**Problem description:** Could you output each line of the data that follows exactly?

Some records
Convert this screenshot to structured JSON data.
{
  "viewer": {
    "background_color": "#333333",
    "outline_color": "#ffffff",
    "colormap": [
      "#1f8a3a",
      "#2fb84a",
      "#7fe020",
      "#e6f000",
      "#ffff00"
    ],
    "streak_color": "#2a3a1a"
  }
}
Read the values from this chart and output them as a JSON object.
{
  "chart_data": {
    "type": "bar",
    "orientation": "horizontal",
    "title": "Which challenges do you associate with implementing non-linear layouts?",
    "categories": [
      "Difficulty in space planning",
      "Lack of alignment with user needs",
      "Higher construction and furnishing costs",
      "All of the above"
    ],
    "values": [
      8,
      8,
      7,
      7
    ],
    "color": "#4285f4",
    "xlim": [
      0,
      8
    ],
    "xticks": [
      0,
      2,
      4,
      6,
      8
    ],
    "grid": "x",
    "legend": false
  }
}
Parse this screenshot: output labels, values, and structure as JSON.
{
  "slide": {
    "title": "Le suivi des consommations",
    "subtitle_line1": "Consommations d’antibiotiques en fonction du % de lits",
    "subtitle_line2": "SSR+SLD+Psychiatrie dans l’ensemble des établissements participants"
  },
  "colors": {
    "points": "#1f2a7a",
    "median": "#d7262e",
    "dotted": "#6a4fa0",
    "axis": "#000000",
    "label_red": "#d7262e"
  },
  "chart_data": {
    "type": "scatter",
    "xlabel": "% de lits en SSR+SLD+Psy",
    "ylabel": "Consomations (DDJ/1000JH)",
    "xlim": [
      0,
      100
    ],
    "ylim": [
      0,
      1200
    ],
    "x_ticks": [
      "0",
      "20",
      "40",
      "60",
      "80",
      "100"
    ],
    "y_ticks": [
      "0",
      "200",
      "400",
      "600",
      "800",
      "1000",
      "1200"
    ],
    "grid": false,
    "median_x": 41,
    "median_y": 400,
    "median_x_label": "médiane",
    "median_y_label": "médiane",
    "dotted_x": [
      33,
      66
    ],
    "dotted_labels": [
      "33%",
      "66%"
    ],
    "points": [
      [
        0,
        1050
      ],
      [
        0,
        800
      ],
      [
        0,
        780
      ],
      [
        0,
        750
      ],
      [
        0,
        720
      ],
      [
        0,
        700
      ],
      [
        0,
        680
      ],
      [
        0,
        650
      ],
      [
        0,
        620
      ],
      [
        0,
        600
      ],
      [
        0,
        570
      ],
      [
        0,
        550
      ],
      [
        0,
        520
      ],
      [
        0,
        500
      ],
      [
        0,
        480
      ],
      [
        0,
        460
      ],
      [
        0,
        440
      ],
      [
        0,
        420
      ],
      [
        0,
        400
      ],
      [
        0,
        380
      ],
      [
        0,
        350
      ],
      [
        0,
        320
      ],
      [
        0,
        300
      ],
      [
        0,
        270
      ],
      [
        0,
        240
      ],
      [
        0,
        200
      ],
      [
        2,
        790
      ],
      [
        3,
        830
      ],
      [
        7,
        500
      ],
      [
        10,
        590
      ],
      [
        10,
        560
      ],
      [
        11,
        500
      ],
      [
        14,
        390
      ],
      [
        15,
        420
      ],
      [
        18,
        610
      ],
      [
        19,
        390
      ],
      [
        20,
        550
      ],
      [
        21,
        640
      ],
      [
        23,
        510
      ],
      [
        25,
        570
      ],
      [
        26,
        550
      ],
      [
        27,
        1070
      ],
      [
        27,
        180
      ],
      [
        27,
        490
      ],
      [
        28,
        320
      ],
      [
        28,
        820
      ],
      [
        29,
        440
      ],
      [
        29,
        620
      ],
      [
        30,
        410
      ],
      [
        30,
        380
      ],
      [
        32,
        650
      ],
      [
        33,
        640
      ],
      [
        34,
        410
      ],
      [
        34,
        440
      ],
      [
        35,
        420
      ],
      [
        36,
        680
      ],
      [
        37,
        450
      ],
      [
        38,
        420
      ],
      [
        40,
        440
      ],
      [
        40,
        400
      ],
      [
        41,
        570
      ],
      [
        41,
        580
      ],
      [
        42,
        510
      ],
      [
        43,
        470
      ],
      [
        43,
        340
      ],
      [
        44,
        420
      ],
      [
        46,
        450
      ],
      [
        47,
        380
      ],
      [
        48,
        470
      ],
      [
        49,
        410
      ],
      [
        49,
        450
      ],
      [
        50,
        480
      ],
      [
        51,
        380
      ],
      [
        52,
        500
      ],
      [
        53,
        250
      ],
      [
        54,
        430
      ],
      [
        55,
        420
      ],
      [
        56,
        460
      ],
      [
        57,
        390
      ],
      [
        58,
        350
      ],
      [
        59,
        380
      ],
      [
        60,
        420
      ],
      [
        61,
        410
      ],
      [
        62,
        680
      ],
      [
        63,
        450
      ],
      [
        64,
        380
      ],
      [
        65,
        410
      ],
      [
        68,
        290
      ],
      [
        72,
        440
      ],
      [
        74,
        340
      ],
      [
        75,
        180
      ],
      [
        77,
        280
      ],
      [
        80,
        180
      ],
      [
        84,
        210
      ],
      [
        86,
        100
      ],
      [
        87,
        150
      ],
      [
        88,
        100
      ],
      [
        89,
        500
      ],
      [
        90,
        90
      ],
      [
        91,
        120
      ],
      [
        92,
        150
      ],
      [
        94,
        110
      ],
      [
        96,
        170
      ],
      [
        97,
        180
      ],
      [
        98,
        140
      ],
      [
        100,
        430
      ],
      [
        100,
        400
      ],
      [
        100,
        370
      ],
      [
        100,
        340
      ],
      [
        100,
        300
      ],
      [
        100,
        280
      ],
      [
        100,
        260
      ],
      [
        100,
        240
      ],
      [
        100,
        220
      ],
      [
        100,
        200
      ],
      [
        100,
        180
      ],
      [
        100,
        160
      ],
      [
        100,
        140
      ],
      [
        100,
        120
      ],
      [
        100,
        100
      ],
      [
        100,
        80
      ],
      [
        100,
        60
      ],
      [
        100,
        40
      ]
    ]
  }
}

**Written solution:**
Convert this screenshot to structured JSON data.
{
  "viewer": {
    "background_color": "#333333",
    "outline_color": "#ffffff",
    "colormap": [
      "#1f8a3a",
      "#2fb84a",
      "#7fe020",
      "#e6f000",
      "#ffff00"
    ],
    "streak_color": "#2a3a1a"
  }
}
Read the values from this chart and output them as a JSON object.
{
  "chart_data": {
    "type": "bar",
    "orientation": "horizontal",
    "title": "Which challenges do you associate with implementing non-linear layouts?",
    "categories": [
      "Difficulty in space planning",
      "Lack of alignment with user needs",
      "Higher construction and furnishing costs",
      "All of the above"
    ],
    "values": [
      8,
      8,
      7,
      7
    ],
    "color": "#4285f4",
    "xlim": [
      0,
      8
    ],
    "xticks": [
      0,
      2,
      4,
      6,
      8
    ],
    "grid": "x",
    "legend": false
  }
}
Parse this screenshot: output labels, values, and structure as JSON.
{
  "slide": {
    "title": "Le suivi des consommations",
    "subtitle_line1": "Consommations d’antibiotiques en fonction du % de lits",
    "subtitle_line2": "SSR+SLD+Psychiatrie dans l’ensemble des établissements participants"
  },
  "colors": {
    "points": "#1f2a7a",
    "median": "#d7262e",
    "dotted": "#6a4fa0",
    "axis": "#000000",
    "label_red": "#d7262e"
  },
  "chart_data": {
    "type": "scatter",
    "xlabel": "% de lits en SSR+SLD+Psy",
    "ylabel": "Consomations (DDJ/1000JH)",
    "xlim": [
      0,
      100
    ],
    "ylim": [
      0,
      1200
    ],
    "x_ticks": [
      "0",
      "20",
      "40",
      "60",
      "80",
      "100"
    ],
    "y_ticks": [
      "0",
      "200",
      "400",
      "600",
      "800",
      "1000",
      "1200"
    ],
    "grid": false,
    "median_x": 41,
    "median_y": 400,
    "median_x_label": "médiane",
    "median_y_label": "médiane",
    "dotted_x": [
      33,
      66
    ],
    "dotted_labels": [
      "33%",
      "66%"
    ],
    "points": [
      [
        0,
        1050
      ],
      [
        0,
        800
      ],
      [
        0,
        780
      ],
      [
        0,
        750
      ],
      [
        0,
        720
      ],
      [
        0,
        700
      ],
      [
        0,
        680
      ],
      [
        0,
        650
      ],
      [
        0,
        620
      ],
      [
        0,
        600
      ],
      [
        0,
        570
      ],
      [
        0,
        550
      ],
      [
        0,
        520
      ],
      [
        0,
        500
      ],
      [
        0,
        480
      ],
      [
        0,
        460
      ],
      [
        0,
        440
      ],
      [
        0,
        420
      ],
      [
        0,
        400
      ],
      [
        0,
        380
      ],
      [
        0,
        350
      ],
      [
        0,
        320
      ],
      [
        0,
        300
      ],
      [
        0,
        270
      ],
      [
        0,
        240
      ],
      [
        0,
        200
      ],
      [
        2,
        790
      ],
      [
        3,
        830
      ],
      [
        7,
        500
      ],
      [
        10,
        590
      ],
      [
        10,
        560
      ],
      [
        11,
        500
      ],
      [
        14,
        390
      ],
      [
        15,
        420
      ],
      [
        18,
        610
      ],
      [
        19,
        390
      ],
      [
        20,
        550
      ],
      [
        21,
        640
      ],
      [
        23,
        510
      ],
      [
        25,
        570
      ],
      [
        26,
        550
      ],
      [
        27,
        1070
      ],
      [
        27,
        180
      ],
      [
        27,
        490
      ],
      [
        28,
        320
      ],
      [
        28,
        820
      ],
      [
        29,
        440
      ],
      [
        29,
        620
      ],
      [
        30,
        410
      ],
      [
        30,
        380
      ],
      [
        32,
        650
      ],
      [
        33,
        640
      ],
      [
        34,
        410
      ],
      [
        34,
        440
      ],
      [
        35,
        420
      ],
      [
        36,
        680
      ],
      [
        37,
        450
      ],
      [
        38,
        420
      ],
      [
        40,
        440
      ],
      [
        40,
        400
      ],
      [
        41,
        570
      ],
      [
        41,
        580
      ],
      [
        42,
        510
      ],
      [
        43,
        470
      ],
      [
        43,
        340
      ],
      [
        44,
        420
      ],
      [
        46,
        450
      ],
      [
        47,
        380
      ],
      [
        48,
        470
      ],
      [
        49,
        410
      ],
      [
        49,
        450
      ],
      [
        50,
        480
      ],
      [
        51,
        380
      ],
      [
        52,
        500
      ],
      [
        53,
        250
      ],
      [
        54,
        430
      ],
      [
        55,
        420
      ],
      [
        56,
        460
      ],
      [
        57,
        390
      ],
      [
        58,
        350
      ],
      [
        59,
        380
      ],
      [
        60,
        420
      ],
      [
        61,
        410
      ],
      [
        62,
        680
      ],
      [
        63,
        450
      ],
      [
        64,
        380
      ],
      [
        65,
        410
      ],
      [
        68,
        290
      ],
      [
        72,
        440
      ],
      [
        74,
        340
      ],
      [
        75,
        180
      ],
      [
        77,
        280
      ],
      [
        80,
        180
      ],
      [
        84,
        210
      ],
      [
        86,
        100
      ],
      [
        87,
        150
      ],
      [
        88,
        100
      ],
      [
        89,
        500
      ],
      [
        90,
        90
      ],
      [
        91,
        120
      ],
      [
        92,
        150
      ],
      [
        94,
        110
      ],
      [
        96,
        170
      ],
      [
        97,
        180
      ],
      [
        98,
        140
      ],
      [
        100,
        430
      ],
      [
        100,
        400
      ],
      [
        100,
        370
      ],
      [
        100,
        340
      ],
      [
        100,
        300
      ],
      [
        100,
        280
      ],
      [
        100,
        260
      ],
      [
        100,
        240
      ],
      [
        100,
        220
      ],
      [
        100,
        200
      ],
      [
        100,
        180
      ],
      [
        100,
        160
      ],
      [
        100,
        140
      ],
      [
        100,
        120
      ],
      [
        100,
        100
      ],
      [
        100,
        80
      ],
      [
        100,
        60
      ],
      [
        100,
        40
      ]
    ]
  }
}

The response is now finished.